**RECORD EXCERPTS:**
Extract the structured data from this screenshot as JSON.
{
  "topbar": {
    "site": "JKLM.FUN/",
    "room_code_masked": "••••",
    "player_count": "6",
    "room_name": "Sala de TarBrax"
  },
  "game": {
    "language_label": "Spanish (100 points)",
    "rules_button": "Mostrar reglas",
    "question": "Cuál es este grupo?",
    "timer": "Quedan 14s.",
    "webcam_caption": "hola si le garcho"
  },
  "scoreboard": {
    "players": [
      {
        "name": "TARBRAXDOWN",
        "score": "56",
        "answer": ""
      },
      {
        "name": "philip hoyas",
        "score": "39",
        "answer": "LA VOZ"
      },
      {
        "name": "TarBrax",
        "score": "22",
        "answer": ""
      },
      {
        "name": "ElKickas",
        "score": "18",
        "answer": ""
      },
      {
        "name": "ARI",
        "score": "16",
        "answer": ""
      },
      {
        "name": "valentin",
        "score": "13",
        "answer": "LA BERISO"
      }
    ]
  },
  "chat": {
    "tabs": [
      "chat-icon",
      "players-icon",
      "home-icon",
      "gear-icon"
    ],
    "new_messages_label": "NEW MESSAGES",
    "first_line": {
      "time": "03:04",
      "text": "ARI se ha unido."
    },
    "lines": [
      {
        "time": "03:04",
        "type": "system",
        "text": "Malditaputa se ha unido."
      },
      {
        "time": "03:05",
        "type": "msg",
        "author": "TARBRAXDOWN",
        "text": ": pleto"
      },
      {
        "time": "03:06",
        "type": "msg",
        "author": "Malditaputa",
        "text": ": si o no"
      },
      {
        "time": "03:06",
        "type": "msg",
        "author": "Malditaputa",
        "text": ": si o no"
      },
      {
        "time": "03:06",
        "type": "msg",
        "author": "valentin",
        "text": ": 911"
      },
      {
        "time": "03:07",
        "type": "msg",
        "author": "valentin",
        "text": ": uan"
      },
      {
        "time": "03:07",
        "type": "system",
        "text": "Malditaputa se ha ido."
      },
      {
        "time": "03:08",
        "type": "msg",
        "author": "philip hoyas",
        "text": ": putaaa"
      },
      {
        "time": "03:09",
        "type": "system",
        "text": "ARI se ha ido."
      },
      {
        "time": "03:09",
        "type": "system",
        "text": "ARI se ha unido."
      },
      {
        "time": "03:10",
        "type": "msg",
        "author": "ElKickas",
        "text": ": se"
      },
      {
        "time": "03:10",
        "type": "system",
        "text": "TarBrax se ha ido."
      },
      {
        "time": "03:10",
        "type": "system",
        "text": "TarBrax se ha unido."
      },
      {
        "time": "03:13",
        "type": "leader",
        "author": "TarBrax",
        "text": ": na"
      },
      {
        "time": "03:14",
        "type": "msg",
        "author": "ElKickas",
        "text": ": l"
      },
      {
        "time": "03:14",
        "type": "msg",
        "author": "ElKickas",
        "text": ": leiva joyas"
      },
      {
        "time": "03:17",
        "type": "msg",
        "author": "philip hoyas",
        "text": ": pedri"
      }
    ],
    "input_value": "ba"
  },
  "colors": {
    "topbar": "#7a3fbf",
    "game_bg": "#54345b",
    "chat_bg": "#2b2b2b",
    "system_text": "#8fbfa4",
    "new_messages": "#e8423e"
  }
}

**INSTRUCTIONS FOR THE TASK:**
Once more, set down the full listing, verbatim.

**ANSWER TO THIS TASK:**
Extract the structured data from this screenshot as JSON.
{
  "topbar": {
    "site": "JKLM.FUN/",
    "room_code_masked": "••••",
    "player_count": "6",
    "room_name": "Sala de TarBrax"
  },
  "game": {
    "language_label": "Spanish (100 points)",
    "rules_button": "Mostrar reglas",
    "question": "Cuál es este grupo?",
    "timer": "Quedan 14s.",
    "webcam_caption": "hola si le garcho"
  },
  "scoreboard": {
    "players": [
      {
        "name": "TARBRAXDOWN",
        "score": "56",
        "answer": ""
      },
      {
        "name": "philip hoyas",
        "score": "39",
        "answer": "LA VOZ"
      },
      {
        "name": "TarBrax",
        "score": "22",
        "answer": ""
      },
      {
        "name": "ElKickas",
        "score": "18",
        "answer": ""
      },
      {
        "name": "ARI",
        "score": "16",
        "answer": ""
      },
      {
        "name": "valentin",
        "score": "13",
        "answer": "LA BERISO"
      }
    ]
  },
  "chat": {
    "tabs": [
      "chat-icon",
      "players-icon",
      "home-icon",
      "gear-icon"
    ],
    "new_messages_label": "NEW MESSAGES",
    "first_line": {
      "time": "03:04",
      "text": "ARI se ha unido."
    },
    "lines": [
      {
        "time": "03:04",
        "type": "system",
        "text": "Malditaputa se ha unido."
      },
      {
        "time": "03:05",
        "type": "msg",
        "author": "TARBRAXDOWN",
        "text": ": pleto"
      },
      {
        "time": "03:06",
        "type": "msg",
        "author": "Malditaputa",
        "text": ": si o no"
      },
      {
        "time": "03:06",
        "type": "msg",
        "author": "Malditaputa",
        "text": ": si o no"
      },
      {
        "time": "03:06",
        "type": "msg",
        "author": "valentin",
        "text": ": 911"
      },
      {
        "time": "03:07",
        "type": "msg",
        "author": "valentin",
        "text": ": uan"
      },
      {
        "time": "03:07",
        "type": "system",
        "text": "Malditaputa se ha ido."
      },
      {
        "time": "03:08",
        "type": "msg",
        "author": "philip hoyas",
        "text": ": putaaa"
      },
      {
        "time": "03:09",
        "type": "system",
        "text": "ARI se ha ido."
      },
      {
        "time": "03:09",
        "type": "system",
        "text": "ARI se ha unido."
      },
      {
        "time": "03:10",
        "type": "msg",
        "author": "ElKickas",
        "text": ": se"
      },
      {
        "time": "03:10",
        "type": "system",
        "text": "TarBrax se ha ido."
      },
      {
        "time": "03:10",
        "type": "system",
        "text": "TarBrax se ha unido."
      },
      {
        "time": "03:13",
        "type": "leader",
        "author": "TarBrax",
        "text": ": na"
      },
      {
        "time": "03:14",
        "type": "msg",
        "author": "ElKickas",
        "text": ": l"
      },
      {
        "time": "03:14",
        "type": "msg",
        "author": "ElKickas",
        "text": ": leiva joyas"
      },
      {
        "time": "03:17",
        "type": "msg",
        "author": "philip hoyas",
        "text": ": pedri"
      }
    ],
    "input_value": "ba"
  },
  "colors": {
    "topbar": "#7a3fbf",
    "game_bg": "#54345b",
    "chat_bg": "#2b2b2b",
    "system_text": "#8fbfa4",
    "new_messages": "#e8423e"
  }
}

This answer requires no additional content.